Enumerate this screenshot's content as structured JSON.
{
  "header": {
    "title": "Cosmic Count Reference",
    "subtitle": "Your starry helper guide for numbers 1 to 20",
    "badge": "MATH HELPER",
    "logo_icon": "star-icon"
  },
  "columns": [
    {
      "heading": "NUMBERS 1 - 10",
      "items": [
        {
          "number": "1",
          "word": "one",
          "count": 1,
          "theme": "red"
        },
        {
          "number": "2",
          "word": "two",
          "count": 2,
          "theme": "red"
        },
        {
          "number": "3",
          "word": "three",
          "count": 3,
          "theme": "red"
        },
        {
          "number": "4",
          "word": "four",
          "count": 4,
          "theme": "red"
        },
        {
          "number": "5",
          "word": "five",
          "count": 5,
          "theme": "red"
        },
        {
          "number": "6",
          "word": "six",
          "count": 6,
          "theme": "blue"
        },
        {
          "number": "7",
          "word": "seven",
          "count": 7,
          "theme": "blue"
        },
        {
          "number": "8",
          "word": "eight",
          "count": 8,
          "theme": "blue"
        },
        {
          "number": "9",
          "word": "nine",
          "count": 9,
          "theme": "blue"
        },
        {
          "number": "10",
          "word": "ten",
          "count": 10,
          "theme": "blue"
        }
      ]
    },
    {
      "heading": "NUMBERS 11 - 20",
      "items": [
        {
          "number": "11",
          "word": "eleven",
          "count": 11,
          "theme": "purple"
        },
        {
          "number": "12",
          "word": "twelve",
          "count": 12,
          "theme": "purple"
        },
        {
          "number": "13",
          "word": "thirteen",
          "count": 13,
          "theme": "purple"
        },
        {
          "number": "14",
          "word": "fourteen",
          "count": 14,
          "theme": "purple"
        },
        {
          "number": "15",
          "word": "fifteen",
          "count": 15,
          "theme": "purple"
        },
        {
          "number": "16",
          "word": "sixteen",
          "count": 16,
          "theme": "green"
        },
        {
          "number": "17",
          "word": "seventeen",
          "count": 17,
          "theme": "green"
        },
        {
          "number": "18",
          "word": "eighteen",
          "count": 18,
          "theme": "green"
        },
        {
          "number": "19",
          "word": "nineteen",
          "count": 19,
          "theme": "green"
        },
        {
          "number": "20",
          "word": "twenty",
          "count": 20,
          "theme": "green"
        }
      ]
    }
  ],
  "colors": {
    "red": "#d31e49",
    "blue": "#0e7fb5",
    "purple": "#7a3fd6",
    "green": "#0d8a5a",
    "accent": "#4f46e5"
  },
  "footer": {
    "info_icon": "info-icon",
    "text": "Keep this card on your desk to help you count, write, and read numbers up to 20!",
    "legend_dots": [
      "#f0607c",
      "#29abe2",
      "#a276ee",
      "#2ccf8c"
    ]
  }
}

- - -

Stated task :: Within the listing above, copy each line that has the string "heading".

Result for this task ::
      "heading": "NUMBERS 1 - 10",
      "heading": "NUMBERS 11 - 20",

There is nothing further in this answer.